Items listed in a dataset
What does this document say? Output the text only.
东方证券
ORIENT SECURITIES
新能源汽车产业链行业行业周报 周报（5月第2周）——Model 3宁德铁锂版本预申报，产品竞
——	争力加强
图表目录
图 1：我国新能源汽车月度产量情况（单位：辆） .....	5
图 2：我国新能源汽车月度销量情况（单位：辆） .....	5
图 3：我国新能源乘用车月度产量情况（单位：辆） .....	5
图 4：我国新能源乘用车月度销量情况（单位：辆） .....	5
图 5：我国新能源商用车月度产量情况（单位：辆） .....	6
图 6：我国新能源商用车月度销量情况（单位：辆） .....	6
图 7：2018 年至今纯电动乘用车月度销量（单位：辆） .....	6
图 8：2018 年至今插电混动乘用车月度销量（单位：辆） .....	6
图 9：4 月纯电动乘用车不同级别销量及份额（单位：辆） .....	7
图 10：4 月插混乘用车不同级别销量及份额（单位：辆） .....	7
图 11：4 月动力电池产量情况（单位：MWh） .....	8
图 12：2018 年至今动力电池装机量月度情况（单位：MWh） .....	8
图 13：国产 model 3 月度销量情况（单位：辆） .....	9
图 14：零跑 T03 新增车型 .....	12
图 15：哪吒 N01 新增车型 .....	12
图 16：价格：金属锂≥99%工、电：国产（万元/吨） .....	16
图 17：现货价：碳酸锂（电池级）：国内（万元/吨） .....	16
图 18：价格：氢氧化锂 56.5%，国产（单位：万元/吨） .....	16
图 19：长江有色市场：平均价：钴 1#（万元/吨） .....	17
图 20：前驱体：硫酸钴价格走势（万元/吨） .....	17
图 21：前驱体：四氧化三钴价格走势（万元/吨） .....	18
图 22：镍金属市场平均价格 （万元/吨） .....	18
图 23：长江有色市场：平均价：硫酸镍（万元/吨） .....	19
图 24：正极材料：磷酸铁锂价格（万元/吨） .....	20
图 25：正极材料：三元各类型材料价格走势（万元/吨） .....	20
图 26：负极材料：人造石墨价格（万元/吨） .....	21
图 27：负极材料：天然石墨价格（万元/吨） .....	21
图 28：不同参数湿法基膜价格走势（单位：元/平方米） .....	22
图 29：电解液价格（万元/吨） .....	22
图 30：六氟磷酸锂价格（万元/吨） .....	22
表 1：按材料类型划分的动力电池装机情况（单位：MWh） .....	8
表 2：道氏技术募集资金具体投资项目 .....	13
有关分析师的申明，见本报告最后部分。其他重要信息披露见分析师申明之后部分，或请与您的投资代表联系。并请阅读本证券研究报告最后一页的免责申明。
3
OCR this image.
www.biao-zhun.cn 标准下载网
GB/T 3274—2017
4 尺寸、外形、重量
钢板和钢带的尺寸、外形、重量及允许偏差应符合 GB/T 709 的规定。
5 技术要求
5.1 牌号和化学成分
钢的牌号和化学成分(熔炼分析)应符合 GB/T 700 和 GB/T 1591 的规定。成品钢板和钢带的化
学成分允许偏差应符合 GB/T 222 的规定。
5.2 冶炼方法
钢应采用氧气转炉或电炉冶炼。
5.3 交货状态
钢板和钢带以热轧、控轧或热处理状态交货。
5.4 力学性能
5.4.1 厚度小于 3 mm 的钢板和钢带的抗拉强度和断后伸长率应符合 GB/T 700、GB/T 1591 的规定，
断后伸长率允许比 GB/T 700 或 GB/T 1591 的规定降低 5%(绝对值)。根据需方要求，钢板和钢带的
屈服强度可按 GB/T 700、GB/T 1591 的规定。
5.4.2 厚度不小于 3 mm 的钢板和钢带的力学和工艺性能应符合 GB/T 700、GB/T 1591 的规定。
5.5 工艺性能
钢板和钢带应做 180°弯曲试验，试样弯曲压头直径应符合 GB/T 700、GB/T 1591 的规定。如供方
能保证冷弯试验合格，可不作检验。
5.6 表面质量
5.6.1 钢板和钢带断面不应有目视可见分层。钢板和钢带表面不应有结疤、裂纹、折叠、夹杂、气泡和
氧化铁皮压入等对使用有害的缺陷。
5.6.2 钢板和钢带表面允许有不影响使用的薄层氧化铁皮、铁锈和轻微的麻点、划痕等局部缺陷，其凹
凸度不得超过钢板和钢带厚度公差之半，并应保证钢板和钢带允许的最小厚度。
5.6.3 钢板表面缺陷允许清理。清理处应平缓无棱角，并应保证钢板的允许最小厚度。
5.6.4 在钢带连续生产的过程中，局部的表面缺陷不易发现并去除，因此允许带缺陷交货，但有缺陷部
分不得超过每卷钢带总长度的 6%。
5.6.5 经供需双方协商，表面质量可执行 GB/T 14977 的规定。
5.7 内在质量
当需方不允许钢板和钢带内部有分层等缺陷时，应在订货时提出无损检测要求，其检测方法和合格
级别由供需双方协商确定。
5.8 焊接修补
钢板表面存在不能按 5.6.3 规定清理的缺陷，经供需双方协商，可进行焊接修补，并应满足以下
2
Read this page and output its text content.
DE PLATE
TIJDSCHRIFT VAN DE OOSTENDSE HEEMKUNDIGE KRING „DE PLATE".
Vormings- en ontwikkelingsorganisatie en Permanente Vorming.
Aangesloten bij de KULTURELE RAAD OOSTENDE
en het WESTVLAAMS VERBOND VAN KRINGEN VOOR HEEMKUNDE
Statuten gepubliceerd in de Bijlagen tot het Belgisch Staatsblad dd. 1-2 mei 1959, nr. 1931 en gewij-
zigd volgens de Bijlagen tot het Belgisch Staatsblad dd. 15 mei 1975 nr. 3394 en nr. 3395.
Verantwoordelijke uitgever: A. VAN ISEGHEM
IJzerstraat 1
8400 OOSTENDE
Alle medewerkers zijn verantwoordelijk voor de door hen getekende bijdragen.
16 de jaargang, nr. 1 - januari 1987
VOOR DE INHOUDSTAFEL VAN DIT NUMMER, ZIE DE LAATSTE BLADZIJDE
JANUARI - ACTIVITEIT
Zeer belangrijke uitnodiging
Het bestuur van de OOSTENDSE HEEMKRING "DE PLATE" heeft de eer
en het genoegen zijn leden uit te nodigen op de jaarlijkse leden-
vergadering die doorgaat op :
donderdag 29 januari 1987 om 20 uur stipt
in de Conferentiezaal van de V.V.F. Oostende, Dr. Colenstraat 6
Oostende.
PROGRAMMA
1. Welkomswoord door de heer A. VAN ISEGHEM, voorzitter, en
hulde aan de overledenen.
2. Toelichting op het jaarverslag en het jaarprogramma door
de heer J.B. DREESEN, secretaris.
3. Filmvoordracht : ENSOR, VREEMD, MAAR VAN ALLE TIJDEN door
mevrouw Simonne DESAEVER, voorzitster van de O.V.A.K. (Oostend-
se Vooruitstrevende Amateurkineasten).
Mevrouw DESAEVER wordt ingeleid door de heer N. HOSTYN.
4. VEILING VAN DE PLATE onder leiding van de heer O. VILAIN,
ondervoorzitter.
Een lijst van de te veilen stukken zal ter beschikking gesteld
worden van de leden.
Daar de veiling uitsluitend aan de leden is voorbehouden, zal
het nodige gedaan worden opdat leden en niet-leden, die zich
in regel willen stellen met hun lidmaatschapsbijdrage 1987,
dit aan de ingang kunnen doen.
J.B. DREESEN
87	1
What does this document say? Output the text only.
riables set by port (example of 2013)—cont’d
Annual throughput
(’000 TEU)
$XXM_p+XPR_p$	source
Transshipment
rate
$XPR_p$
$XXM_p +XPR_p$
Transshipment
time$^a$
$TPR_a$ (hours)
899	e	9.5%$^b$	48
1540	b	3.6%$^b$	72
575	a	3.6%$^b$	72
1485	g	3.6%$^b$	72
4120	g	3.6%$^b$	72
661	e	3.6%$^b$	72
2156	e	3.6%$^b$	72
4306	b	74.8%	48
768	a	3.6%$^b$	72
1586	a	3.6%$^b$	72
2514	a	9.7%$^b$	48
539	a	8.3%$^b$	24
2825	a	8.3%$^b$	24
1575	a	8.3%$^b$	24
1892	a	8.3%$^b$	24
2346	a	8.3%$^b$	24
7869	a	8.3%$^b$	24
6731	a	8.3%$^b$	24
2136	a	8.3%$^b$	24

◆ WRITTEN INSTRUCTION
Search the listing for the word "this". Copy every line in which it occurs.

◆ PROBLEM SOLUTION
What does this document say? Output the text only.
OCR this image.
Read this page and output its text content.
What does this document say? Output the text only.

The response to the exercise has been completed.